### Objective
Locate the lines of the listing below that hold "screenshot", then copy each of them.

### Given records
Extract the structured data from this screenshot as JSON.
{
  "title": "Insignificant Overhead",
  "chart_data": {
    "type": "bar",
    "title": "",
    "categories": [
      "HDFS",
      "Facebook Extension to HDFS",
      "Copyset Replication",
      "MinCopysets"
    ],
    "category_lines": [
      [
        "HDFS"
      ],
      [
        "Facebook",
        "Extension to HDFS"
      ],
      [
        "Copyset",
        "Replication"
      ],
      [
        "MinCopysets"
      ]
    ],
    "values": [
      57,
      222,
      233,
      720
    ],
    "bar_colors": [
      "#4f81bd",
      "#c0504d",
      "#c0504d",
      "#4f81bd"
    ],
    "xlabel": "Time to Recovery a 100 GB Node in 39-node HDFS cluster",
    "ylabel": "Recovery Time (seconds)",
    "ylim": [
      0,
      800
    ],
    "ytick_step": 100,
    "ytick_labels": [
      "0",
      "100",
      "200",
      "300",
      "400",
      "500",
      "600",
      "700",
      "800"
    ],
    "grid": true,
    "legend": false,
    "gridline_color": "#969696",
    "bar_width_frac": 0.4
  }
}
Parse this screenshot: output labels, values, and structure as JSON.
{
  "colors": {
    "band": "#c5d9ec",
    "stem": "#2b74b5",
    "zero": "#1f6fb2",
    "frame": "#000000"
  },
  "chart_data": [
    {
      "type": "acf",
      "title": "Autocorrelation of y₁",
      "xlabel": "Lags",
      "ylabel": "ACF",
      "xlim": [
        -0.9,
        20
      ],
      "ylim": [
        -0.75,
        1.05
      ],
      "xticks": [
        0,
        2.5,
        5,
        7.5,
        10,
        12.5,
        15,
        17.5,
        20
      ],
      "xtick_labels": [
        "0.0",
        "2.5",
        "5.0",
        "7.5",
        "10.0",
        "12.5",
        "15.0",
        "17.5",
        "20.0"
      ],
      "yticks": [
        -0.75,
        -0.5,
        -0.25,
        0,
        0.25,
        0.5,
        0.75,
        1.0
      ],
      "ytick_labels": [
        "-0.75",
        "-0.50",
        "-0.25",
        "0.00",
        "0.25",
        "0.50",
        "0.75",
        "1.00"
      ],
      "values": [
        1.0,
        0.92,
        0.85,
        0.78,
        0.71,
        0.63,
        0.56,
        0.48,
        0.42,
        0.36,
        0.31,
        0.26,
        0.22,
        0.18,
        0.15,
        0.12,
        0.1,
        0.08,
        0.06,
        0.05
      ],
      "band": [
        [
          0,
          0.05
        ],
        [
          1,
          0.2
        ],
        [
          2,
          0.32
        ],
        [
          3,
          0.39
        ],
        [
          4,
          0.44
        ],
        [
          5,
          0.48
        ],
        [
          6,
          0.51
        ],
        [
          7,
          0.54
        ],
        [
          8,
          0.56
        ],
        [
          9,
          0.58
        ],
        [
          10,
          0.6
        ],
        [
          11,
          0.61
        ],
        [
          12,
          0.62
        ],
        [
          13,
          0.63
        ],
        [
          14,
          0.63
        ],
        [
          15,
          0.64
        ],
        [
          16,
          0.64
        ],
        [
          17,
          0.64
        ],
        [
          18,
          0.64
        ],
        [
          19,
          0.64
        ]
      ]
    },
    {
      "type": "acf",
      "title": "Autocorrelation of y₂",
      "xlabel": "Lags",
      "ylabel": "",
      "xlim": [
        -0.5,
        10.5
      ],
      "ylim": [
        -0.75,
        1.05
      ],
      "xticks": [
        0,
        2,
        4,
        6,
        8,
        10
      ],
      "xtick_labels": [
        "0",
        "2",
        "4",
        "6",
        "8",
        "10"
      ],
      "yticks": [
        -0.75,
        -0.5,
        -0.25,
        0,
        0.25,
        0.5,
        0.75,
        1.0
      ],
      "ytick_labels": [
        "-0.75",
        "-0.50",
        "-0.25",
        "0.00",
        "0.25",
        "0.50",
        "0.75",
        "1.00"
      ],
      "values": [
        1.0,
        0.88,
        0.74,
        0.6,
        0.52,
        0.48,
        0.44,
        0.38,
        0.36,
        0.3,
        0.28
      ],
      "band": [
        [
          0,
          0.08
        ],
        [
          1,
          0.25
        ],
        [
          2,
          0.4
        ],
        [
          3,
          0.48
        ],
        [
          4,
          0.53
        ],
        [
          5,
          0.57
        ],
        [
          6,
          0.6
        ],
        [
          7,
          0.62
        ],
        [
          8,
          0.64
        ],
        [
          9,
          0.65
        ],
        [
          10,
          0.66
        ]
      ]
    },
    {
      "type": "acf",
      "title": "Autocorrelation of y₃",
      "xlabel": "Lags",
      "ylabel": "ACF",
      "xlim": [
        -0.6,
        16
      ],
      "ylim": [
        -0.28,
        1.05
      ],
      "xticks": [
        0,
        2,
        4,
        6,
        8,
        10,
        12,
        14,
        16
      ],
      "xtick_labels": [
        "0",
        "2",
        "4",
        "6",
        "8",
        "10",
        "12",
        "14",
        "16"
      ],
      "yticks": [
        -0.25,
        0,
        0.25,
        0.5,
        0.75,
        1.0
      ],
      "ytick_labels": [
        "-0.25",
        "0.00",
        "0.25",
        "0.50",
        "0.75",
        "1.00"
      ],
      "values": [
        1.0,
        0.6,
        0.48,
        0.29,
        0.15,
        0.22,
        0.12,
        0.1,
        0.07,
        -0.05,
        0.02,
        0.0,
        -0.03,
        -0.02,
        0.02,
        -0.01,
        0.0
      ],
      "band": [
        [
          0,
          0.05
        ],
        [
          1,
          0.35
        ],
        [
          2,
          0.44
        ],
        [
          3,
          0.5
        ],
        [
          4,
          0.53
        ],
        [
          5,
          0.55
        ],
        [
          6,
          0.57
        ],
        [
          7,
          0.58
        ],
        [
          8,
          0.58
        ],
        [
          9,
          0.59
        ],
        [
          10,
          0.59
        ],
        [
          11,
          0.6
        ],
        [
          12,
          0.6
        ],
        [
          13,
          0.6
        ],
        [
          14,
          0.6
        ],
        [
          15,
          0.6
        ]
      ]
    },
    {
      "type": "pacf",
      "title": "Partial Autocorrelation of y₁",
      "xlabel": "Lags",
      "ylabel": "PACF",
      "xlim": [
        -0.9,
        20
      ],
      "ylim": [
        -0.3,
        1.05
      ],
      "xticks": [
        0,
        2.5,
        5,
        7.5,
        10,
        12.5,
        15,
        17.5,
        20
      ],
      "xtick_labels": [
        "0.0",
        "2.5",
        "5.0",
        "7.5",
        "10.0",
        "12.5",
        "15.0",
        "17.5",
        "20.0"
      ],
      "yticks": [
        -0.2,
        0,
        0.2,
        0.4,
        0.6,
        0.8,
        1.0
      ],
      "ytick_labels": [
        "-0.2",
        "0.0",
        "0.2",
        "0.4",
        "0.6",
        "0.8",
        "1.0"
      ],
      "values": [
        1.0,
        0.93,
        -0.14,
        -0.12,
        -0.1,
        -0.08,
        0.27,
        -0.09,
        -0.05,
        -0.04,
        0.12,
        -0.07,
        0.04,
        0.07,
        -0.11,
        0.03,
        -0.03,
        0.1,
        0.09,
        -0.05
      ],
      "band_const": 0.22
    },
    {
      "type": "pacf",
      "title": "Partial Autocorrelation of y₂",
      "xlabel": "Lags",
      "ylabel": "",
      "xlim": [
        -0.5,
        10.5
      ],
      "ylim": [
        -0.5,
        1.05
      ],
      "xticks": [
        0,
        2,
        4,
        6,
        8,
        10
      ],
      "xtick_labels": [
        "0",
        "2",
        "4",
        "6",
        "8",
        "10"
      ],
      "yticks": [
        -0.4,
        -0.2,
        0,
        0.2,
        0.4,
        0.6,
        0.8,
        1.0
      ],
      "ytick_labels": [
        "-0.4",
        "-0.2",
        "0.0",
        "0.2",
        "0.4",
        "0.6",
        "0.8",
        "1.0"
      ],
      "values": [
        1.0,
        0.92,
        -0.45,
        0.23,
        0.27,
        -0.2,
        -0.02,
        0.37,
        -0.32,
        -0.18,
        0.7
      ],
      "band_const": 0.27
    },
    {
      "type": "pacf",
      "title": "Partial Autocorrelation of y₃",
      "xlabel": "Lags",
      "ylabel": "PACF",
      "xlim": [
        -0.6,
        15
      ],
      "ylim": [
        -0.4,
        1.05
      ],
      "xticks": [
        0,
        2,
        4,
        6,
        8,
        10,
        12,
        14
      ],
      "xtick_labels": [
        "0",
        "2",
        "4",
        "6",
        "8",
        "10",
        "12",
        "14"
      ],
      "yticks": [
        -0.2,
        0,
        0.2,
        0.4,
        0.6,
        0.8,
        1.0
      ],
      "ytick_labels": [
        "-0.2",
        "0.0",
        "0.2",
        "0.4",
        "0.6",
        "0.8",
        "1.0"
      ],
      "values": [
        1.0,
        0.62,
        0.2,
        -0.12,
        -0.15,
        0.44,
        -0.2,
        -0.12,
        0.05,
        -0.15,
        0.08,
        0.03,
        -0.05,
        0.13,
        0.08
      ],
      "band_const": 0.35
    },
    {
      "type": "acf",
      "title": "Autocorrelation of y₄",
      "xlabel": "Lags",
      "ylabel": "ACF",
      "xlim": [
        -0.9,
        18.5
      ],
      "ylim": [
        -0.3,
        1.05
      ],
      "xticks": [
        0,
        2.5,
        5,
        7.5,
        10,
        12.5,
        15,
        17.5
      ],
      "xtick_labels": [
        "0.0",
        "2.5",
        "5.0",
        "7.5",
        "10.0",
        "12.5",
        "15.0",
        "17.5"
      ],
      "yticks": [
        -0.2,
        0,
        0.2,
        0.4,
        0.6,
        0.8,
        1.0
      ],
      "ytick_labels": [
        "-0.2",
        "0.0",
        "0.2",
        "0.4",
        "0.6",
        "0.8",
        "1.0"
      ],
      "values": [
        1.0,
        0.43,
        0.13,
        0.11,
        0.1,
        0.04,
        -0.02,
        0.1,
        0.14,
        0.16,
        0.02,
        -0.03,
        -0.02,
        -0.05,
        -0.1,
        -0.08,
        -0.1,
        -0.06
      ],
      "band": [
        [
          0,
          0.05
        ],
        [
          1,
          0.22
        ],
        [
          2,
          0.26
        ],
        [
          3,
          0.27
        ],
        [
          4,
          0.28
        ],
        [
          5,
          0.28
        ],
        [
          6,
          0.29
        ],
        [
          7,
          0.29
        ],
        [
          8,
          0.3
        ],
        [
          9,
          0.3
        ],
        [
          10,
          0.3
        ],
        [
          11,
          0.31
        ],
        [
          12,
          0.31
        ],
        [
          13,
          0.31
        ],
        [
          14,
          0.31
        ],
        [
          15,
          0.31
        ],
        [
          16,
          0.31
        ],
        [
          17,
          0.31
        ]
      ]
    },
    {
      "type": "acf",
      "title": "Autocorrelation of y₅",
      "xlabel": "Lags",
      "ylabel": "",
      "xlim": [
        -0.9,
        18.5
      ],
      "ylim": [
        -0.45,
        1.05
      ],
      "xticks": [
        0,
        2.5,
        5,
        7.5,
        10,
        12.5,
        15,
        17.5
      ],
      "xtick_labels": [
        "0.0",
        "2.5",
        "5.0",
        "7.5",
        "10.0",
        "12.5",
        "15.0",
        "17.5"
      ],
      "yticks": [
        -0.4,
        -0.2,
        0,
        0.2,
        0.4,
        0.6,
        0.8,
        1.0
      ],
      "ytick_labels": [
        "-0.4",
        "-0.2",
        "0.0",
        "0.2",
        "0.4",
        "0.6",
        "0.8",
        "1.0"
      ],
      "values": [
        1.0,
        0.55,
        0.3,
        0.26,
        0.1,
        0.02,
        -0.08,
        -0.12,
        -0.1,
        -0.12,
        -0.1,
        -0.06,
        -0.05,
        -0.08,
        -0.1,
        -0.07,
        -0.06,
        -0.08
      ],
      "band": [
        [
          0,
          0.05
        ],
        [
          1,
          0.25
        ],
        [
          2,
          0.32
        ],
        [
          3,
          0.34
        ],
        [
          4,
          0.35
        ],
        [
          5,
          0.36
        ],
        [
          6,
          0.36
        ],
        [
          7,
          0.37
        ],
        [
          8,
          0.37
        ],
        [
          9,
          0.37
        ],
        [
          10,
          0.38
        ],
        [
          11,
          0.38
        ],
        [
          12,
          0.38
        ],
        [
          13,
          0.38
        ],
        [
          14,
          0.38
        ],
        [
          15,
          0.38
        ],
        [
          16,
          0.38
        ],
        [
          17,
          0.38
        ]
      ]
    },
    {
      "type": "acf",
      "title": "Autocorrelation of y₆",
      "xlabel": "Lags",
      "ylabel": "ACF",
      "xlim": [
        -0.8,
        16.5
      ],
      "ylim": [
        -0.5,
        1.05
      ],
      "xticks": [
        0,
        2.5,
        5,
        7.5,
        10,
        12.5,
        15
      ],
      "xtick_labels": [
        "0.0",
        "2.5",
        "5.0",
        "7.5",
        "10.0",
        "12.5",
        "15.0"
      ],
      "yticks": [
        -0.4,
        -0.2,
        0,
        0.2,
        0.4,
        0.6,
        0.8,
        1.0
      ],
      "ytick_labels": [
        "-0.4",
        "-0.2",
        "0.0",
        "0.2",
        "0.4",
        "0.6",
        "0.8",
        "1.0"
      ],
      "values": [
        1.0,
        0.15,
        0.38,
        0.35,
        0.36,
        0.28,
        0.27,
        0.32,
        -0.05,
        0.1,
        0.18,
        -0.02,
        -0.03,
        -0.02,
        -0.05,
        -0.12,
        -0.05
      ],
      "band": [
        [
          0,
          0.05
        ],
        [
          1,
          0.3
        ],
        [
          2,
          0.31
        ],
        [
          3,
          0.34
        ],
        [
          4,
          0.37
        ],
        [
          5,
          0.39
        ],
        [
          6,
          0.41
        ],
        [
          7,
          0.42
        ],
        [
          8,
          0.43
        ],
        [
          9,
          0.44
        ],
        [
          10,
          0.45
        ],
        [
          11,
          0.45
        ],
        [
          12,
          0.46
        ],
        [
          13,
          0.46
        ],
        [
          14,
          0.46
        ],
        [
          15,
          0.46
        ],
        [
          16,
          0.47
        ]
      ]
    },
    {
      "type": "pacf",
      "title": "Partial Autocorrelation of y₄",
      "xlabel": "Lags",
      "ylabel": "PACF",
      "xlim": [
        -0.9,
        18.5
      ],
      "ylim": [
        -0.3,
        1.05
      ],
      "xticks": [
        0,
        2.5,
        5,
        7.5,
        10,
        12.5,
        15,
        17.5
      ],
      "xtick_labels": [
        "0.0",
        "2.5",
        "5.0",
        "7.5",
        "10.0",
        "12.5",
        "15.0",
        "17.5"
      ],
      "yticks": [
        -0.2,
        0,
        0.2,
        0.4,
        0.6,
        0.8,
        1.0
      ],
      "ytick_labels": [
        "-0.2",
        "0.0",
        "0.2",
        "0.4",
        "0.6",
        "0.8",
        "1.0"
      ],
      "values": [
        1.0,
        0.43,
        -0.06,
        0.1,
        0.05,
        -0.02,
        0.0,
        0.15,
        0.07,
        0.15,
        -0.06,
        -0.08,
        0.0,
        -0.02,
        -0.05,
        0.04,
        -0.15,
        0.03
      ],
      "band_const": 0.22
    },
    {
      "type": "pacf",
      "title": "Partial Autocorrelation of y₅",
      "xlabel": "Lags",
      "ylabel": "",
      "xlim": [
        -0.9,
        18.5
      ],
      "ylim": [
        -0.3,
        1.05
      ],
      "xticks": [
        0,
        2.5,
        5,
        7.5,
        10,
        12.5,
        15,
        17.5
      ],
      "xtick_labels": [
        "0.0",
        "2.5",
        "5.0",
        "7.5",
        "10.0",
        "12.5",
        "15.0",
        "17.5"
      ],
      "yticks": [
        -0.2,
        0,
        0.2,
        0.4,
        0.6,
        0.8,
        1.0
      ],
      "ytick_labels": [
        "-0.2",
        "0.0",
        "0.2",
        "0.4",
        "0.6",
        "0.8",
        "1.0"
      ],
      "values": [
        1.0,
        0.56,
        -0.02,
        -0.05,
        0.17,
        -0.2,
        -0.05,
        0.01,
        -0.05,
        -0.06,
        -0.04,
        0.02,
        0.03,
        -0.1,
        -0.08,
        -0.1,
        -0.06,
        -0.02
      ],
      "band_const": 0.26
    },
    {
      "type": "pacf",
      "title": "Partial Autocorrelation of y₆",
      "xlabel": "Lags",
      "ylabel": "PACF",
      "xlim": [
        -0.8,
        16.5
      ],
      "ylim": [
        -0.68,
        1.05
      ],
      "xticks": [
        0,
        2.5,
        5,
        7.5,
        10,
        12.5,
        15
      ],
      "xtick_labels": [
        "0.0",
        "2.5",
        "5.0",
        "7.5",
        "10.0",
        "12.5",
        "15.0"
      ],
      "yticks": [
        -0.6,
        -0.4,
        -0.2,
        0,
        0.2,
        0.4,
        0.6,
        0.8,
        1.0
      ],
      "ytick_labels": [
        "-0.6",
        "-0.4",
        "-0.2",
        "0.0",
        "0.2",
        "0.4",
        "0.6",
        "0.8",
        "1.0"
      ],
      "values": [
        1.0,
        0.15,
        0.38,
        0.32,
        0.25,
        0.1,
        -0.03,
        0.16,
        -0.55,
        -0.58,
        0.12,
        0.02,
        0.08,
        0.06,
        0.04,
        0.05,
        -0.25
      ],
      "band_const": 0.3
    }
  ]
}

### Right answer
Extract the structured data from this screenshot as JSON.
Parse this screenshot: output labels, values, and structure as JSON.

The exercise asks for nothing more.